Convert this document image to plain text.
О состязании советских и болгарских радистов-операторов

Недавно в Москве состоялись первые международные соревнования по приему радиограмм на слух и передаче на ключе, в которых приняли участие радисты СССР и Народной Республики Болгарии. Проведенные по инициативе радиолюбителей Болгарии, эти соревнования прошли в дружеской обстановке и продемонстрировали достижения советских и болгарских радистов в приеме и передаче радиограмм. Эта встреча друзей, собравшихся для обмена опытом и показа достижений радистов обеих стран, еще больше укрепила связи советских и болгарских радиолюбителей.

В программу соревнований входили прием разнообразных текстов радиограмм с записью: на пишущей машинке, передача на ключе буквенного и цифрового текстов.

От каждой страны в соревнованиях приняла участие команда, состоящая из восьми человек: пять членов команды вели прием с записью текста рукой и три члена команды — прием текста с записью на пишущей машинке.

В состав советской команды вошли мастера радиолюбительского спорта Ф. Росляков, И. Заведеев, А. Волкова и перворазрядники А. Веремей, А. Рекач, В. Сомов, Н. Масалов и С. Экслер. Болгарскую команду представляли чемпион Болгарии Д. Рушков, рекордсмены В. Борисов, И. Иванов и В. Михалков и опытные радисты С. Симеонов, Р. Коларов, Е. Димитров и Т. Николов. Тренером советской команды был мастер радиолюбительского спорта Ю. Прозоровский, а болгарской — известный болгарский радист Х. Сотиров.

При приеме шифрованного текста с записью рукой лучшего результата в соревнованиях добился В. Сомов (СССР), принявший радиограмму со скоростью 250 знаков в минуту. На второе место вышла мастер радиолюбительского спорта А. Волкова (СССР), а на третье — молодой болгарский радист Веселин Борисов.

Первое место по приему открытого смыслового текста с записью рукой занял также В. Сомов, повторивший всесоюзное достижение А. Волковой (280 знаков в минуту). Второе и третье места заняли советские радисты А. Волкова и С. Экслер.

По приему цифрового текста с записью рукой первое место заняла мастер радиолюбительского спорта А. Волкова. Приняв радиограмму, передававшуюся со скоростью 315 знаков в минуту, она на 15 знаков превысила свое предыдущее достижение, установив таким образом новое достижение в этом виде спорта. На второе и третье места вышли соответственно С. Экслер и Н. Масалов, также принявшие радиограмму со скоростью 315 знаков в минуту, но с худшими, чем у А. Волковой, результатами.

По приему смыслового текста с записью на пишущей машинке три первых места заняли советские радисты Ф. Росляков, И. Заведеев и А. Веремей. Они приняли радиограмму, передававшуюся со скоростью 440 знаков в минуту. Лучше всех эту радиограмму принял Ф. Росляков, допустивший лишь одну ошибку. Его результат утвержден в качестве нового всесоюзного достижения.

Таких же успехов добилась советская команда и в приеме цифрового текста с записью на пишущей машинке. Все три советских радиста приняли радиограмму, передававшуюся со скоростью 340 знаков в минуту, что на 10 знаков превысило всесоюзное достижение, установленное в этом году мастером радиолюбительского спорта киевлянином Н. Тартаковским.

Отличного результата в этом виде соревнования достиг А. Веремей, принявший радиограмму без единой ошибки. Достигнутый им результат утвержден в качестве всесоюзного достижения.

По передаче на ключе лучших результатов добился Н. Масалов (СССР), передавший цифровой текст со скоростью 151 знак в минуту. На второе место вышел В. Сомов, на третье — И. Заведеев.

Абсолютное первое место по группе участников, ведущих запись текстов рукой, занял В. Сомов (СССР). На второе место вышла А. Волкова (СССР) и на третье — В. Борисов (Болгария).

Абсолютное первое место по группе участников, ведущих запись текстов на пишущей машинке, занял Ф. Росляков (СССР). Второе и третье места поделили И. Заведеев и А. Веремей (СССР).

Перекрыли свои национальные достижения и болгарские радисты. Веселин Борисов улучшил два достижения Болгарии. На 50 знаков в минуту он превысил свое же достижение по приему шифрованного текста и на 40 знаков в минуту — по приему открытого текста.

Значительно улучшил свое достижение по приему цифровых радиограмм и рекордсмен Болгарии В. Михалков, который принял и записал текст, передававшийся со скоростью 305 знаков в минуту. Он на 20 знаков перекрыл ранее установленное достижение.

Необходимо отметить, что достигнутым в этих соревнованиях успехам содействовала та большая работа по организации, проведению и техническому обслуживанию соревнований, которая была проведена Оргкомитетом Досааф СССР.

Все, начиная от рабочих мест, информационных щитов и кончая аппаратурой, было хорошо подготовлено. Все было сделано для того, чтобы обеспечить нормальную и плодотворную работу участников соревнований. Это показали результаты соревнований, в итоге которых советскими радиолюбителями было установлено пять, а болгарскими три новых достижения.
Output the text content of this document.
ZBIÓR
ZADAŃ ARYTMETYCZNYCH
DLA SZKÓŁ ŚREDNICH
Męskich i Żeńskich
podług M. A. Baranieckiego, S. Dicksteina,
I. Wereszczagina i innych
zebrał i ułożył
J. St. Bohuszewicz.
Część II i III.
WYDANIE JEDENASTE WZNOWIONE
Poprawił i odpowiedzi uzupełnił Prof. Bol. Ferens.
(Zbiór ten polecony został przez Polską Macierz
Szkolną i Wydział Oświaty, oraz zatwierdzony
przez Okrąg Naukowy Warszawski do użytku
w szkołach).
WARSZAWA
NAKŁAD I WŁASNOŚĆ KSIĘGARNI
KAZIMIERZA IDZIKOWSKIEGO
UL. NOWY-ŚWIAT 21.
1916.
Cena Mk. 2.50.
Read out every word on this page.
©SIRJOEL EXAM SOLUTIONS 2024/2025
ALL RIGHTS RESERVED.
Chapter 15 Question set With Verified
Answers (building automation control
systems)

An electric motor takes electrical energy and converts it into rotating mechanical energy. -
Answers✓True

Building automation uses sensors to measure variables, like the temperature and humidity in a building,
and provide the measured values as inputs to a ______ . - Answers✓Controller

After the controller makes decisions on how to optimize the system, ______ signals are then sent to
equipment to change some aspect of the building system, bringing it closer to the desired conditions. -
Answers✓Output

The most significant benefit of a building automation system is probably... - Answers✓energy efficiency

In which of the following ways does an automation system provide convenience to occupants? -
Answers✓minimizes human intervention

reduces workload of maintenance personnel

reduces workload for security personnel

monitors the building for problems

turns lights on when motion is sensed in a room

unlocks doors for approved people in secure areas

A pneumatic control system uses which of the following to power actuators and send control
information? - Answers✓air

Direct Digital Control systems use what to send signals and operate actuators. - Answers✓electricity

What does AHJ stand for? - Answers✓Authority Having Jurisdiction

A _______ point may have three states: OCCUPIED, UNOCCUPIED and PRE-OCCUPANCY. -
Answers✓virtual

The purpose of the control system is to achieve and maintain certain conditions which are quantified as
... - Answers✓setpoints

TASK GOAL. Repeat every entry word for word.

FINISHED EXERCISE.
Convert this document image to plain text.
О состязании советских и болгарских радистов-операторов

Недавно в Москве состоялись первые международные соревнования по приему радиограмм на слух и передаче на ключе, в которых приняли участие радисты СССР и Народной Республики Болгарии. Проведенные по инициативе радиолюбителей Болгарии, эти соревнования прошли в дружеской обстановке и продемонстрировали достижения советских и болгарских радистов в приеме и передаче радиограмм. Эта встреча друзей, собравшихся для обмена опытом и показа достижений радистов обеих стран, еще больше укрепила связи советских и болгарских радиолюбителей.

В программу соревнований входили прием разнообразных текстов радиограмм с записью: на пишущей машинке, передача на ключе буквенного и цифрового текстов.

От каждой страны в соревнованиях приняла участие команда, состоящая из восьми человек: пять членов команды вели прием с записью текста рукой и три члена команды — прием текста с записью на пишущей машинке.

В состав советской команды вошли мастера радиолюбительского спорта Ф. Росляков, И. Заведеев, А. Волкова и перворазрядники А. Веремей, А. Рекач, В. Сомов, Н. Масалов и С. Экслер. Болгарскую команду представляли чемпион Болгарии Д. Рушков, рекордсмены В. Борисов, И. Иванов и В. Михалков и опытные радисты С. Симеонов, Р. Коларов, Е. Димитров и Т. Николов. Тренером советской команды был мастер радиолюбительского спорта Ю. Прозоровский, а болгарской — известный болгарский радист Х. Сотиров.

При приеме шифрованного текста с записью рукой лучшего результата в соревнованиях добился В. Сомов (СССР), принявший радиограмму со скоростью 250 знаков в минуту. На второе место вышла мастер радиолюбительского спорта А. Волкова (СССР), а на третье — молодой болгарский радист Веселин Борисов.

Первое место по приему открытого смыслового текста с записью рукой занял также В. Сомов, повторивший всесоюзное достижение А. Волковой (280 знаков в минуту). Второе и третье места заняли советские радисты А. Волкова и С. Экслер.

По приему цифрового текста с записью рукой первое место заняла мастер радиолюбительского спорта А. Волкова. Приняв радиограмму, передававшуюся со скоростью 315 знаков в минуту, она на 15 знаков превысила свое предыдущее достижение, установив таким образом новое достижение в этом виде спорта. На второе и третье места вышли соответственно С. Экслер и Н. Масалов, также принявшие радиограмму со скоростью 315 знаков в минуту, но с худшими, чем у А. Волковой, результатами.

По приему смыслового текста с записью на пишущей машинке три первых места заняли советские радисты Ф. Росляков, И. Заведеев и А. Веремей. Они приняли радиограмму, передававшуюся со скоростью 440 знаков в минуту. Лучше всех эту радиограмму принял Ф. Росляков, допустивший лишь одну ошибку. Его результат утвержден в качестве нового всесоюзного достижения.

Таких же успехов добилась советская команда и в приеме цифрового текста с записью на пишущей машинке. Все три советских радиста приняли радиограмму, передававшуюся со скоростью 340 знаков в минуту, что на 10 знаков превысило всесоюзное достижение, установленное в этом году мастером радиолюбительского спорта киевлянином Н. Тартаковским.

Отличного результата в этом виде соревнования достиг А. Веремей, принявший радиограмму без единой ошибки. Достигнутый им результат утвержден в качестве всесоюзного достижения.

По передаче на ключе лучших результатов добился Н. Масалов (СССР), передавший цифровой текст со скоростью 151 знак в минуту. На второе место вышел В. Сомов, на третье — И. Заведеев.

Абсолютное первое место по группе участников, ведущих запись текстов рукой, занял В. Сомов (СССР). На второе место вышла А. Волкова (СССР) и на третье — В. Борисов (Болгария).

Абсолютное первое место по группе участников, ведущих запись текстов на пишущей машинке, занял Ф. Росляков (СССР). Второе и третье места поделили И. Заведеев и А. Веремей (СССР).

Перекрыли свои национальные достижения и болгарские радисты. Веселин Борисов улучшил два достижения Болгарии. На 50 знаков в минуту он превысил свое же достижение по приему шифрованного текста и на 40 знаков в минуту — по приему открытого текста.

Значительно улучшил свое достижение по приему цифровых радиограмм и рекордсмен Болгарии В. Михалков, который принял и записал текст, передававшийся со скоростью 305 знаков в минуту. Он на 20 знаков перекрыл ранее установленное достижение.

Необходимо отметить, что достигнутым в этих соревнованиях успехам содействовала та большая работа по организации, проведению и техническому обслуживанию соревнований, которая была проведена Оргкомитетом Досааф СССР.

Все, начиная от рабочих мест, информационных щитов и кончая аппаратурой, было хорошо подготовлено. Все было сделано для того, чтобы обеспечить нормальную и плодотворную работу участников соревнований. Это показали результаты соревнований, в итоге которых советскими радиолюбителями было установлено пять, а болгарскими три новых достижения.
Output the text content of this document.
ZBIÓR
ZADAŃ ARYTMETYCZNYCH
DLA SZKÓŁ ŚREDNICH
Męskich i Żeńskich
podług M. A. Baranieckiego, S. Dicksteina,
I. Wereszczagina i innych
zebrał i ułożył
J. St. Bohuszewicz.
Część II i III.
WYDANIE JEDENASTE WZNOWIONE
Poprawił i odpowiedzi uzupełnił Prof. Bol. Ferens.
(Zbiór ten polecony został przez Polską Macierz
Szkolną i Wydział Oświaty, oraz zatwierdzony
przez Okrąg Naukowy Warszawski do użytku
w szkołach).
WARSZAWA
NAKŁAD I WŁASNOŚĆ KSIĘGARNI
KAZIMIERZA IDZIKOWSKIEGO
UL. NOWY-ŚWIAT 21.
1916.
Cena Mk. 2.50.
Read out every word on this page.
©SIRJOEL EXAM SOLUTIONS 2024/2025
ALL RIGHTS RESERVED.
Chapter 15 Question set With Verified
Answers (building automation control
systems)

An electric motor takes electrical energy and converts it into rotating mechanical energy. -
Answers✓True

Building automation uses sensors to measure variables, like the temperature and humidity in a building,
and provide the measured values as inputs to a ______ . - Answers✓Controller

After the controller makes decisions on how to optimize the system, ______ signals are then sent to
equipment to change some aspect of the building system, bringing it closer to the desired conditions. -
Answers✓Output

The most significant benefit of a building automation system is probably... - Answers✓energy efficiency

In which of the following ways does an automation system provide convenience to occupants? -
Answers✓minimizes human intervention

reduces workload of maintenance personnel

reduces workload for security personnel

monitors the building for problems

turns lights on when motion is sensed in a room

unlocks doors for approved people in secure areas

A pneumatic control system uses which of the following to power actuators and send control
information? - Answers✓air

Direct Digital Control systems use what to send signals and operate actuators. - Answers✓electricity

What does AHJ stand for? - Answers✓Authority Having Jurisdiction

A _______ point may have three states: OCCUPIED, UNOCCUPIED and PRE-OCCUPANCY. -
Answers✓virtual

The purpose of the control system is to achieve and maintain certain conditions which are quantified as
... - Answers✓setpoints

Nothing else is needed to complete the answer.